● Exercise prompt: Copy, from the entries below, each line where the word "Manhole" can be found.

● Records shown:

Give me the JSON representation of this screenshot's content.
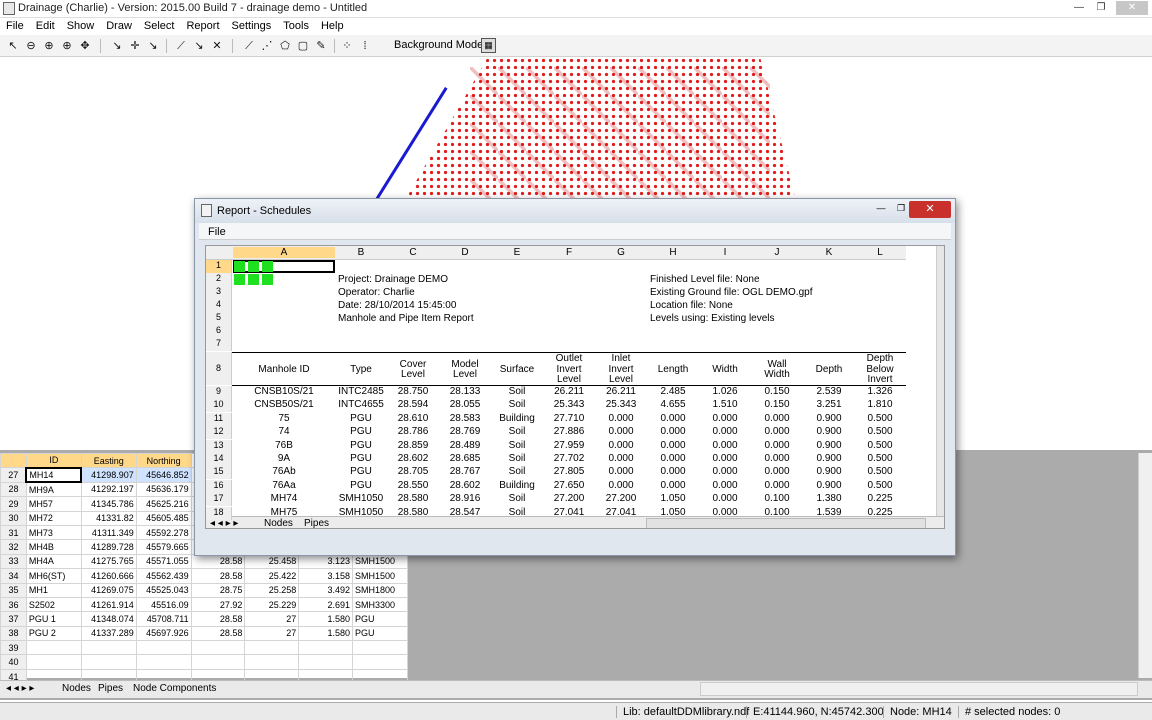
{
  "window": {
    "title": "Drainage (Charlie) - Version: 2015.00 Build 7 - drainage demo - Untitled",
    "min": "—",
    "max": "❐",
    "close": "✕"
  },
  "menu": [
    "File",
    "Edit",
    "Show",
    "Draw",
    "Select",
    "Report",
    "Settings",
    "Tools",
    "Help"
  ],
  "toolbar": {
    "background_models_label": "Background Models:"
  },
  "nodes_grid": {
    "columns": [
      "ID",
      "Easting",
      "Northing"
    ],
    "rows": [
      {
        "n": "27",
        "id": "MH14",
        "e": "41298.907",
        "nth": "45646.852",
        "c": "",
        "d": "",
        "f": "",
        "g": ""
      },
      {
        "n": "28",
        "id": "MH9A",
        "e": "41292.197",
        "nth": "45636.179",
        "c": "",
        "d": "",
        "f": "",
        "g": ""
      },
      {
        "n": "29",
        "id": "MH57",
        "e": "41345.786",
        "nth": "45625.216",
        "c": "",
        "d": "",
        "f": "",
        "g": ""
      },
      {
        "n": "30",
        "id": "MH72",
        "e": "41331.82",
        "nth": "45605.485",
        "c": "",
        "d": "",
        "f": "",
        "g": ""
      },
      {
        "n": "31",
        "id": "MH73",
        "e": "41311.349",
        "nth": "45592.278",
        "c": "",
        "d": "",
        "f": "",
        "g": ""
      },
      {
        "n": "32",
        "id": "MH4B",
        "e": "41289.728",
        "nth": "45579.665",
        "c": "",
        "d": "",
        "f": "",
        "g": ""
      },
      {
        "n": "33",
        "id": "MH4A",
        "e": "41275.765",
        "nth": "45571.055",
        "c": "28.58",
        "d": "25.458",
        "f": "3.123",
        "g": "SMH1500"
      },
      {
        "n": "34",
        "id": "MH6(ST)",
        "e": "41260.666",
        "nth": "45562.439",
        "c": "28.58",
        "d": "25.422",
        "f": "3.158",
        "g": "SMH1500"
      },
      {
        "n": "35",
        "id": "MH1",
        "e": "41269.075",
        "nth": "45525.043",
        "c": "28.75",
        "d": "25.258",
        "f": "3.492",
        "g": "SMH1800"
      },
      {
        "n": "36",
        "id": "S2502",
        "e": "41261.914",
        "nth": "45516.09",
        "c": "27.92",
        "d": "25.229",
        "f": "2.691",
        "g": "SMH3300"
      },
      {
        "n": "37",
        "id": "PGU 1",
        "e": "41348.074",
        "nth": "45708.711",
        "c": "28.58",
        "d": "27",
        "f": "1.580",
        "g": "PGU"
      },
      {
        "n": "38",
        "id": "PGU 2",
        "e": "41337.289",
        "nth": "45697.926",
        "c": "28.58",
        "d": "27",
        "f": "1.580",
        "g": "PGU"
      },
      {
        "n": "39",
        "id": "",
        "e": "",
        "nth": "",
        "c": "",
        "d": "",
        "f": "",
        "g": ""
      },
      {
        "n": "40",
        "id": "",
        "e": "",
        "nth": "",
        "c": "",
        "d": "",
        "f": "",
        "g": ""
      },
      {
        "n": "41",
        "id": "",
        "e": "",
        "nth": "",
        "c": "",
        "d": "",
        "f": "",
        "g": ""
      }
    ]
  },
  "bottom_tabs": [
    "Nodes",
    "Pipes",
    "Node Components"
  ],
  "status": {
    "lib": "Lib: defaultDDMlibrary.ndf",
    "coords": "E:41144.960, N:45742.300",
    "node": "Node: MH14",
    "selected": "# selected nodes: 0"
  },
  "dialog": {
    "title": "Report - Schedules",
    "menu": "File",
    "col_letters": [
      "A",
      "B",
      "C",
      "D",
      "E",
      "F",
      "G",
      "H",
      "I",
      "J",
      "K",
      "L"
    ],
    "info": {
      "project": "Project: Drainage DEMO",
      "operator": "Operator: Charlie",
      "date": "Date: 28/10/2014 15:45:00",
      "report": "Manhole and Pipe Item Report",
      "finished": "Finished Level file: None",
      "ground": "Existing Ground file: OGL DEMO.gpf",
      "location": "Location file: None",
      "levels": "Levels using: Existing levels"
    },
    "headers": [
      "Manhole ID",
      "Type",
      "Cover\nLevel",
      "Model\nLevel",
      "Surface",
      "Outlet\nInvert\nLevel",
      "Inlet\nInvert\nLevel",
      "Length",
      "Width",
      "Wall\nWidth",
      "Depth",
      "Depth\nBelow\nInvert"
    ],
    "rows": [
      [
        "9",
        "CNSB10S/21",
        "INTC2485",
        "28.750",
        "28.133",
        "Soil",
        "26.211",
        "26.211",
        "2.485",
        "1.026",
        "0.150",
        "2.539",
        "1.326"
      ],
      [
        "10",
        "CNSB50S/21",
        "INTC4655",
        "28.594",
        "28.055",
        "Soil",
        "25.343",
        "25.343",
        "4.655",
        "1.510",
        "0.150",
        "3.251",
        "1.810"
      ],
      [
        "11",
        "75",
        "PGU",
        "28.610",
        "28.583",
        "Building",
        "27.710",
        "0.000",
        "0.000",
        "0.000",
        "0.000",
        "0.900",
        "0.500"
      ],
      [
        "12",
        "74",
        "PGU",
        "28.786",
        "28.769",
        "Soil",
        "27.886",
        "0.000",
        "0.000",
        "0.000",
        "0.000",
        "0.900",
        "0.500"
      ],
      [
        "13",
        "76B",
        "PGU",
        "28.859",
        "28.489",
        "Soil",
        "27.959",
        "0.000",
        "0.000",
        "0.000",
        "0.000",
        "0.900",
        "0.500"
      ],
      [
        "14",
        "9A",
        "PGU",
        "28.602",
        "28.685",
        "Soil",
        "27.702",
        "0.000",
        "0.000",
        "0.000",
        "0.000",
        "0.900",
        "0.500"
      ],
      [
        "15",
        "76Ab",
        "PGU",
        "28.705",
        "28.767",
        "Soil",
        "27.805",
        "0.000",
        "0.000",
        "0.000",
        "0.000",
        "0.900",
        "0.500"
      ],
      [
        "16",
        "76Aa",
        "PGU",
        "28.550",
        "28.602",
        "Building",
        "27.650",
        "0.000",
        "0.000",
        "0.000",
        "0.000",
        "0.900",
        "0.500"
      ],
      [
        "17",
        "MH74",
        "SMH1050",
        "28.580",
        "28.916",
        "Soil",
        "27.200",
        "27.200",
        "1.050",
        "0.000",
        "0.100",
        "1.380",
        "0.225"
      ],
      [
        "18",
        "MH75",
        "SMH1050",
        "28.580",
        "28.547",
        "Soil",
        "27.041",
        "27.041",
        "1.050",
        "0.000",
        "0.100",
        "1.539",
        "0.225"
      ]
    ],
    "tabs": [
      "Nodes",
      "Pipes"
    ]
  }
}
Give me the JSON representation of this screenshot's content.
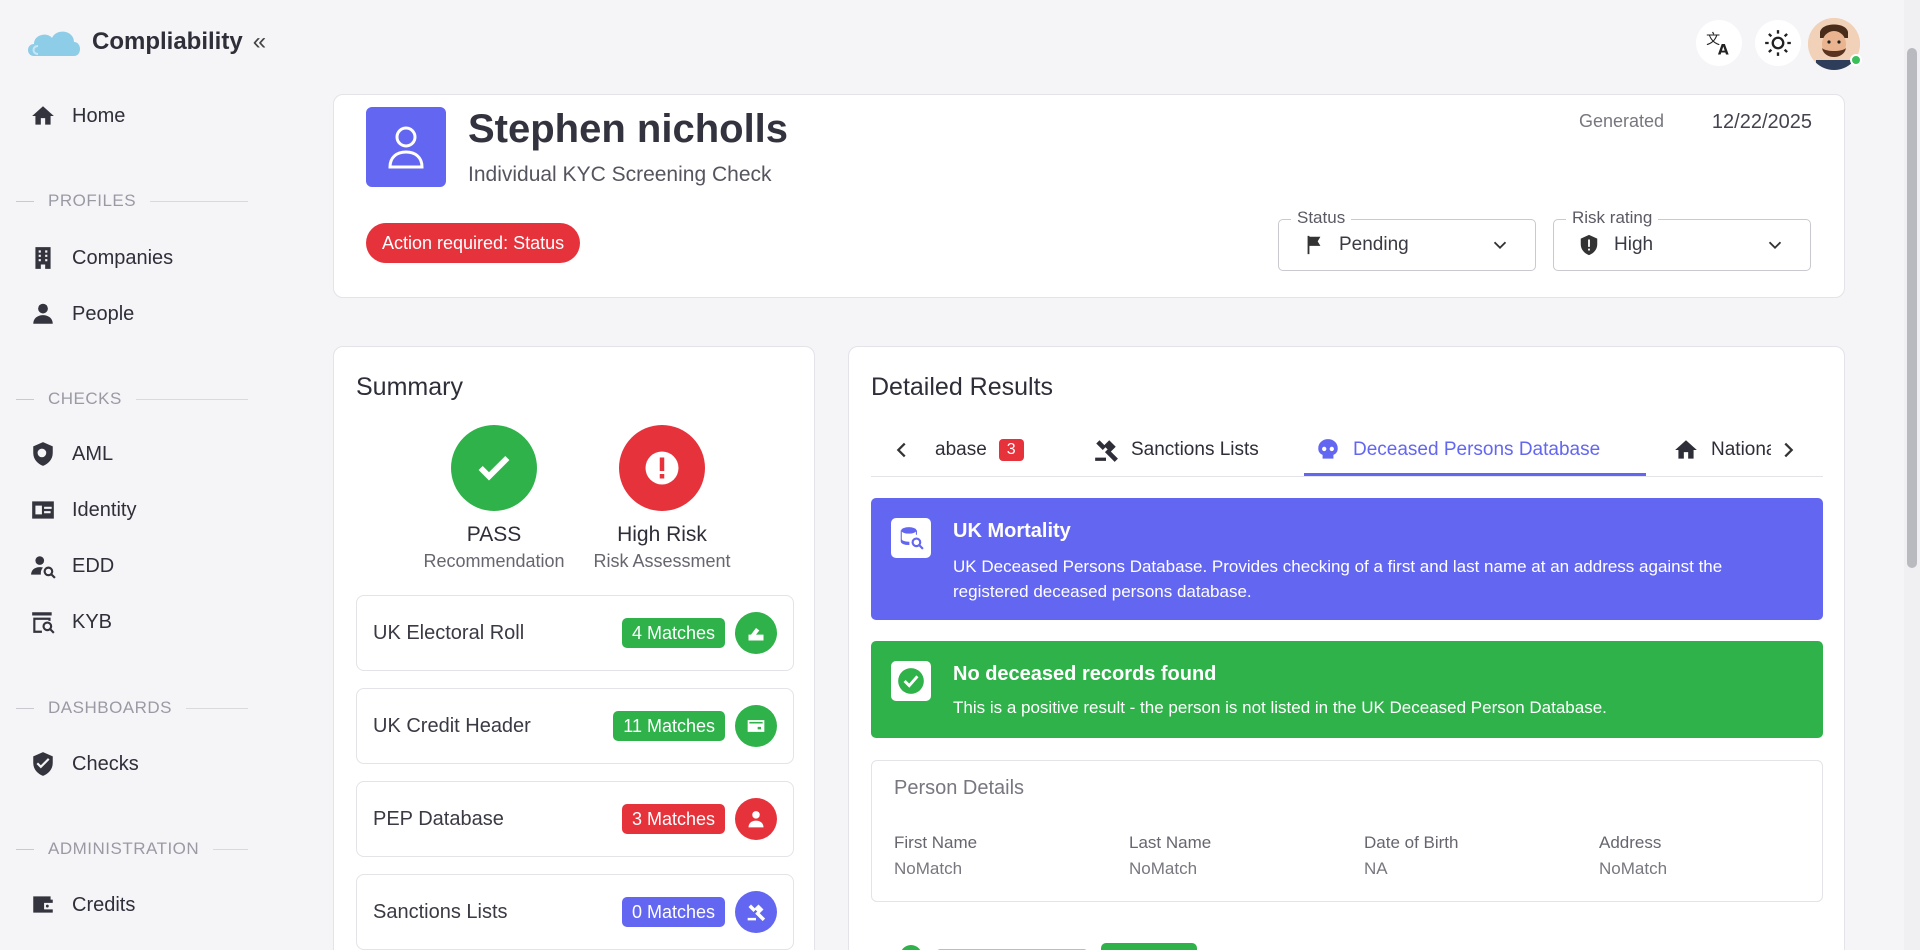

● Response for this exercise:
      "report": "Manhole and Pipe Item Report",
      "Manhole ID",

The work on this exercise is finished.